'''
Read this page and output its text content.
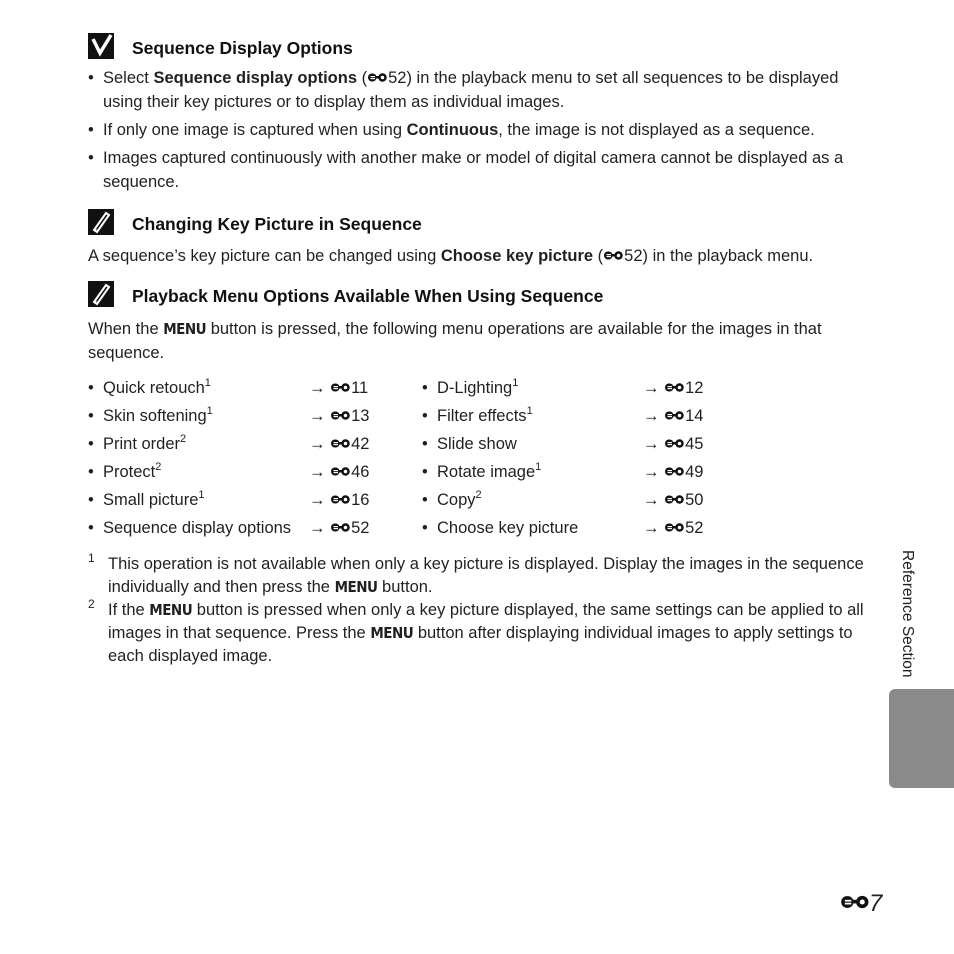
Sequence Display Options
• Select Sequence display options ( 52) in the playback menu to set all sequences to be displayed using their key pictures or to display them as individual images.
• If only one image is captured when using Continuous, the image is not displayed as a sequence.
• Images captured continuously with another make or model of digital camera cannot be displayed as a sequence.
Changing Key Picture in Sequence

A sequence’s key picture can be changed using Choose key picture ( 52) in the playback menu.

Playback Menu Options Available When Using Sequence

When the MENU button is pressed, the following menu operations are available for the images in that sequence.

• Quick retouch$^1$	→ 11	• D-Lighting$^1$	→ 12
• Skin softening$^1$	→ 13	• Filter effects$^1$	→ 14
• Print order$^2$	→ 42	• Slide show	→ 45
• Protect$^2$	→ 46	• Rotate image$^1$	→ 49
• Small picture$^1$	→ 16	• Copy$^2$	→ 50
• Sequence display options → 52	• Choose key picture	→ 52
1 This operation is not available when only a key picture is displayed. Display the images in the sequence individually and then press the MENU button.
2 If the MENU button is pressed when only a key picture displayed, the same settings can be applied to all images in that sequence. Press the MENU button after displaying individual images to apply settings to each displayed image.	Reference Section
7
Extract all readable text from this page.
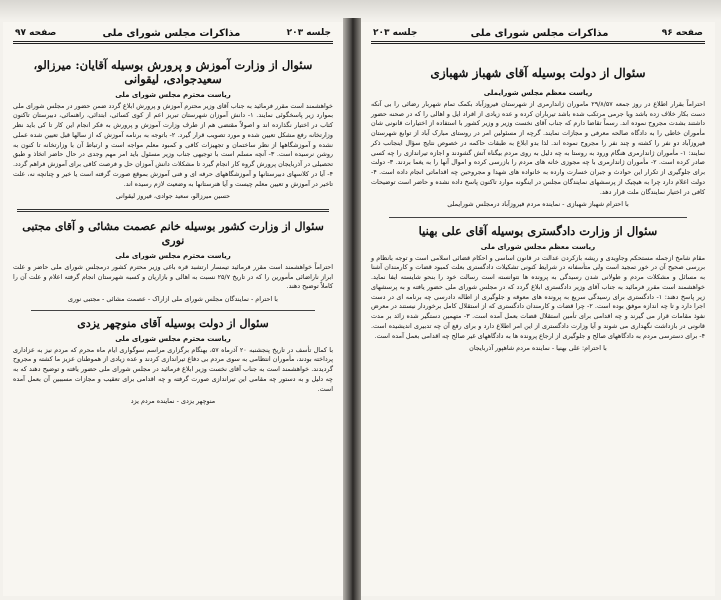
جلسه ۲۰۳
مذاکرات مجلس شورای ملی
صفحه ۹۷
سئوال از وزارت آموزش و پرورش بوسیله آقایان: میرزالو، سعیدجوادی، لیقوانی
ریاست محترم مجلس شورای ملی

خواهشمند است مقرر فرمائید به جناب آقای وزیر محترم آموزش و پرورش ابلاغ گردد ضمن حضور در مجلس شورای ملی بموارد زیر پاسخگوئی نمایند. ۱- دانش آموزان شهرستان تبریز اعم از کوی کسائی، ابتدائی، راهنمائی، دبیرستان تاکنون کتاب در اختیار نگذارده اند و اصولاً مقتضی هم از طرف وزارت آموزش و پرورش به فکر انجام این کار تا کی باید نظر وزارتخانه رفع مشکل تعیین شده و مورد تصویب قرار گیرد. ۲- باتوجه به برنامه آموزش که از سالها قبل تعیین شده عملی نشده و آموزشگاهها از نظر ساختمان و تجهیزات کافی و کمبود معلم مواجه است و ارتباط آن با وزارتخانه تا کنون به روشن نرسیده است. ۳- آنچه مسلم است با توجیهی جناب وزیر مسئول باید امر مهم وجدی در حال حاضر اتخاذ و طبق تحصیلی در آذربایجان پرورش گروه کار انجام گیرد تا مشکلات دانش آموزان حل و فرصت کافی برای آموزش فراهم گردد. ۴- آیا در کلاسهای دبیرستانها و آموزشگاههای حرفه ای و فنی آموزش بموقع صورت گرفته است یا خیر و چنانچه نه، علت تاخیر در آموزش و تعیین معلم چیست و آیا هنرستانها به وضعیت لازم رسیده اند.

حسین میرزالو، سعید جوادی، فیروز لیقوانی
سئوال از وزارت کشور بوسیله خانم عصمت مشائی و آقای مجتبی نوری
ریاست محترم مجلس شورای ملی

احتراماً خواهشمند است مقرر فرمائید تیمسار ارتشبد قره باغی وزیر محترم کشور درمجلس شورای ملی حاضر و علت ابراز ناراضائی مأمورین را که در تاریخ ۲۵/۷ نسبت به اهالی و بازاریان و کسبه شهرستان انجام گرفته اعلام و علت آن را کاملاً توضیح دهند.

با احترام - نمایندگان مجلس شورای ملی ازاراک - عصمت مشائی - مجتبی نوری
سئوال از دولت بوسیله آقای منوچهر یزدی
ریاست محترم مجلس شورای ملی

با کمال تأسف در تاریخ پنجشنبه ۲۰ آذرماه ۵۷، بهنگام برگزاری مراسم سوگواری ایام ماه محرم که مردم نیز به عزاداری پرداخته بودند، مأموران انتظامی به سوی مردم بی دفاع تیراندازی کردند و عده زیادی از هموطنان عزیز ما کشته و مجروح گردیدند. خواهشمند است به جناب آقای نخست وزیر ابلاغ فرمائید در مجلس شورای ملی حضور یافته و توضیح دهند که به چه دلیل و به دستور چه مقامی این تیراندازی صورت گرفته و چه اقدامی برای تعقیب و مجازات مسببین آن بعمل آمده است.

منوچهر یزدی - نماینده مردم یزد
صفحه ۹۶
مذاکرات مجلس شورای ملی
جلسه ۲۰۳
سئوال از دولت بوسیله آقای شهباز شهبازی
ریاست معظم مجلس شورایملی

احتراماً بقرار اطلاع در روز جمعه ۲۹/۸/۵۷ ماموران ژاندارمری از شهرستان فیروزآباد بکمک تمام شهربار رضائی را بی آنکه دست بکار خلاف زده باشد ویا جرمی مرتکب شده باشد تیرباران کرده و عده زیادی از افراد ایل و اهالی را که در صحنه حضور داشتند بشدت مجروح نموده اند. رسماً تقاضا دارم که جناب آقای نخست وزیر و وزیر کشور با استفاده از اختیارات قانونی شان مأموران خاطی را به دادگاه صالحه معرفی و مجازات نمایند. گرچه از مسئولین امر در روستای مبارک آباد از توابع شهرستان فیروزآباد دو نفر را کشته و چند نفر را مجروح نموده اند. لذا بدو ابلاغ به طبقات حاکمه در خصوص نتایج سؤال اینجانب ذکر نمایند: ۱- مأموران ژاندارمری هنگام ورود به روستا به چه دلیل به روی مردم بیگناه آتش گشودند و اجازه تیراندازی را چه کسی صادر کرده است. ۲- مأموران ژاندارمری با چه مجوزی خانه های مردم را بازرسی کرده و اموال آنها را به یغما بردند. ۳- دولت برای جلوگیری از تکرار این حوادث و جبران خسارت وارده به خانواده های شهدا و مجروحین چه اقداماتی انجام داده است. ۴- دولت اعلام دارد چرا به هیچیک از پرسشهای نمایندگان مجلس در اینگونه موارد تاکنون پاسخ داده نشده و حاضر است توضیحات کافی در اختیار نمایندگان ملت قرار دهد.

با احترام شهباز شهبازی - نماینده مردم فیروزآباد درمجلس شورایملی
سئوال از وزارت دادگستری بوسیله آقای علی بهنیا
ریاست معظم مجلس شورای ملی

مقام شامخ ازجمله مستحکم وجاویدی و ریشه بازکردن عدالت در قانون اساسی و احکام قضائی اسلامی است و توجه بانظام و بررسی صحیح آن در خور تمجید است ولی متأسفانه در شرایط کنونی تشکیلات دادگستری بعلت کمبود قضات و کارمندان آشنا به مسائل و مشکلات مردم و طولانی شدن رسیدگی به پرونده ها نتوانسته است رسالت خود را بنحو شایسته ایفا نماید. خواهشمند است مقرر فرمائید به جناب آقای وزیر دادگستری ابلاغ گردد که در مجلس شورای ملی حضور یافته و به پرسشهای زیر پاسخ دهند: ۱- دادگستری برای رسیدگی سریع به پرونده های معوقه و جلوگیری از اطاله دادرسی چه برنامه ای در دست اجرا دارد و تا چه اندازه موفق بوده است. ۲- چرا قضات و کارمندان دادگستری که از استقلال کامل برخوردار نیستند در معرض نفوذ مقامات قرار می گیرند و چه اقدامی برای تأمین استقلال قضات بعمل آمده است. ۳- متهمین دستگیر شده زائد بر مدت قانونی در بازداشت نگهداری می شوند و آیا وزارت دادگستری از این امر اطلاع دارد و برای رفع آن چه تدبیری اندیشیده است. ۴- برای دسترسی مردم به دادگاههای صالح و جلوگیری از ارجاع پرونده ها به دادگاههای غیر صالح چه اقدامی بعمل آمده است.

با احترام: علی بهنیا - نماینده مردم شاهپور آذربایجان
'''
Repeat the data exactly, without the pictures.

Result:
Read this page and output its text content.
Sequence Display Options
• Select Sequence display options ( 52) in the playback menu to set all sequences to be displayed using their key pictures or to display them as individual images.
• If only one image is captured when using Continuous, the image is not displayed as a sequence.
• Images captured continuously with another make or model of digital camera cannot be displayed as a sequence.
Changing Key Picture in Sequence

A sequence’s key picture can be changed using Choose key picture ( 52) in the playback menu.

Playback Menu Options Available When Using Sequence

When the MENU button is pressed, the following menu operations are available for the images in that sequence.

• Quick retouch$^1$	→ 11	• D-Lighting$^1$	→ 12
• Skin softening$^1$	→ 13	• Filter effects$^1$	→ 14
• Print order$^2$	→ 42	• Slide show	→ 45
• Protect$^2$	→ 46	• Rotate image$^1$	→ 49
• Small picture$^1$	→ 16	• Copy$^2$	→ 50
• Sequence display options → 52	• Choose key picture	→ 52
1 This operation is not available when only a key picture is displayed. Display the images in the sequence individually and then press the MENU button.
2 If the MENU button is pressed when only a key picture displayed, the same settings can be applied to all images in that sequence. Press the MENU button after displaying individual images to apply settings to each displayed image.	Reference Section
7
Extract all readable text from this page.
جلسه ۲۰۳
مذاکرات مجلس شورای ملی
صفحه ۹۷
سئوال از وزارت آموزش و پرورش بوسیله آقایان: میرزالو، سعیدجوادی، لیقوانی
ریاست محترم مجلس شورای ملی

خواهشمند است مقرر فرمائید به جناب آقای وزیر محترم آموزش و پرورش ابلاغ گردد ضمن حضور در مجلس شورای ملی بموارد زیر پاسخگوئی نمایند. ۱- دانش آموزان شهرستان تبریز اعم از کوی کسائی، ابتدائی، راهنمائی، دبیرستان تاکنون کتاب در اختیار نگذارده اند و اصولاً مقتضی هم از طرف وزارت آموزش و پرورش به فکر انجام این کار تا کی باید نظر وزارتخانه رفع مشکل تعیین شده و مورد تصویب قرار گیرد. ۲- باتوجه به برنامه آموزش که از سالها قبل تعیین شده عملی نشده و آموزشگاهها از نظر ساختمان و تجهیزات کافی و کمبود معلم مواجه است و ارتباط آن با وزارتخانه تا کنون به روشن نرسیده است. ۳- آنچه مسلم است با توجیهی جناب وزیر مسئول باید امر مهم وجدی در حال حاضر اتخاذ و طبق تحصیلی در آذربایجان پرورش گروه کار انجام گیرد تا مشکلات دانش آموزان حل و فرصت کافی برای آموزش فراهم گردد. ۴- آیا در کلاسهای دبیرستانها و آموزشگاههای حرفه ای و فنی آموزش بموقع صورت گرفته است یا خیر و چنانچه نه، علت تاخیر در آموزش و تعیین معلم چیست و آیا هنرستانها به وضعیت لازم رسیده اند.

حسین میرزالو، سعید جوادی، فیروز لیقوانی
سئوال از وزارت کشور بوسیله خانم عصمت مشائی و آقای مجتبی نوری
ریاست محترم مجلس شورای ملی

احتراماً خواهشمند است مقرر فرمائید تیمسار ارتشبد قره باغی وزیر محترم کشور درمجلس شورای ملی حاضر و علت ابراز ناراضائی مأمورین را که در تاریخ ۲۵/۷ نسبت به اهالی و بازاریان و کسبه شهرستان انجام گرفته اعلام و علت آن را کاملاً توضیح دهند.

با احترام - نمایندگان مجلس شورای ملی ازاراک - عصمت مشائی - مجتبی نوری
سئوال از دولت بوسیله آقای منوچهر یزدی
ریاست محترم مجلس شورای ملی

با کمال تأسف در تاریخ پنجشنبه ۲۰ آذرماه ۵۷، بهنگام برگزاری مراسم سوگواری ایام ماه محرم که مردم نیز به عزاداری پرداخته بودند، مأموران انتظامی به سوی مردم بی دفاع تیراندازی کردند و عده زیادی از هموطنان عزیز ما کشته و مجروح گردیدند. خواهشمند است به جناب آقای نخست وزیر ابلاغ فرمائید در مجلس شورای ملی حضور یافته و توضیح دهند که به چه دلیل و به دستور چه مقامی این تیراندازی صورت گرفته و چه اقدامی برای تعقیب و مجازات مسببین آن بعمل آمده است.

منوچهر یزدی - نماینده مردم یزد
صفحه ۹۶
مذاکرات مجلس شورای ملی
جلسه ۲۰۳
سئوال از دولت بوسیله آقای شهباز شهبازی
ریاست معظم مجلس شورایملی

احتراماً بقرار اطلاع در روز جمعه ۲۹/۸/۵۷ ماموران ژاندارمری از شهرستان فیروزآباد بکمک تمام شهربار رضائی را بی آنکه دست بکار خلاف زده باشد ویا جرمی مرتکب شده باشد تیرباران کرده و عده زیادی از افراد ایل و اهالی را که در صحنه حضور داشتند بشدت مجروح نموده اند. رسماً تقاضا دارم که جناب آقای نخست وزیر و وزیر کشور با استفاده از اختیارات قانونی شان مأموران خاطی را به دادگاه صالحه معرفی و مجازات نمایند. گرچه از مسئولین امر در روستای مبارک آباد از توابع شهرستان فیروزآباد دو نفر را کشته و چند نفر را مجروح نموده اند. لذا بدو ابلاغ به طبقات حاکمه در خصوص نتایج سؤال اینجانب ذکر نمایند: ۱- مأموران ژاندارمری هنگام ورود به روستا به چه دلیل به روی مردم بیگناه آتش گشودند و اجازه تیراندازی را چه کسی صادر کرده است. ۲- مأموران ژاندارمری با چه مجوزی خانه های مردم را بازرسی کرده و اموال آنها را به یغما بردند. ۳- دولت برای جلوگیری از تکرار این حوادث و جبران خسارت وارده به خانواده های شهدا و مجروحین چه اقداماتی انجام داده است. ۴- دولت اعلام دارد چرا به هیچیک از پرسشهای نمایندگان مجلس در اینگونه موارد تاکنون پاسخ داده نشده و حاضر است توضیحات کافی در اختیار نمایندگان ملت قرار دهد.

با احترام شهباز شهبازی - نماینده مردم فیروزآباد درمجلس شورایملی
سئوال از وزارت دادگستری بوسیله آقای علی بهنیا
ریاست معظم مجلس شورای ملی

مقام شامخ ازجمله مستحکم وجاویدی و ریشه بازکردن عدالت در قانون اساسی و احکام قضائی اسلامی است و توجه بانظام و بررسی صحیح آن در خور تمجید است ولی متأسفانه در شرایط کنونی تشکیلات دادگستری بعلت کمبود قضات و کارمندان آشنا به مسائل و مشکلات مردم و طولانی شدن رسیدگی به پرونده ها نتوانسته است رسالت خود را بنحو شایسته ایفا نماید. خواهشمند است مقرر فرمائید به جناب آقای وزیر دادگستری ابلاغ گردد که در مجلس شورای ملی حضور یافته و به پرسشهای زیر پاسخ دهند: ۱- دادگستری برای رسیدگی سریع به پرونده های معوقه و جلوگیری از اطاله دادرسی چه برنامه ای در دست اجرا دارد و تا چه اندازه موفق بوده است. ۲- چرا قضات و کارمندان دادگستری که از استقلال کامل برخوردار نیستند در معرض نفوذ مقامات قرار می گیرند و چه اقدامی برای تأمین استقلال قضات بعمل آمده است. ۳- متهمین دستگیر شده زائد بر مدت قانونی در بازداشت نگهداری می شوند و آیا وزارت دادگستری از این امر اطلاع دارد و برای رفع آن چه تدبیری اندیشیده است. ۴- برای دسترسی مردم به دادگاههای صالح و جلوگیری از ارجاع پرونده ها به دادگاههای غیر صالح چه اقدامی بعمل آمده است.

با احترام: علی بهنیا - نماینده مردم شاهپور آذربایجان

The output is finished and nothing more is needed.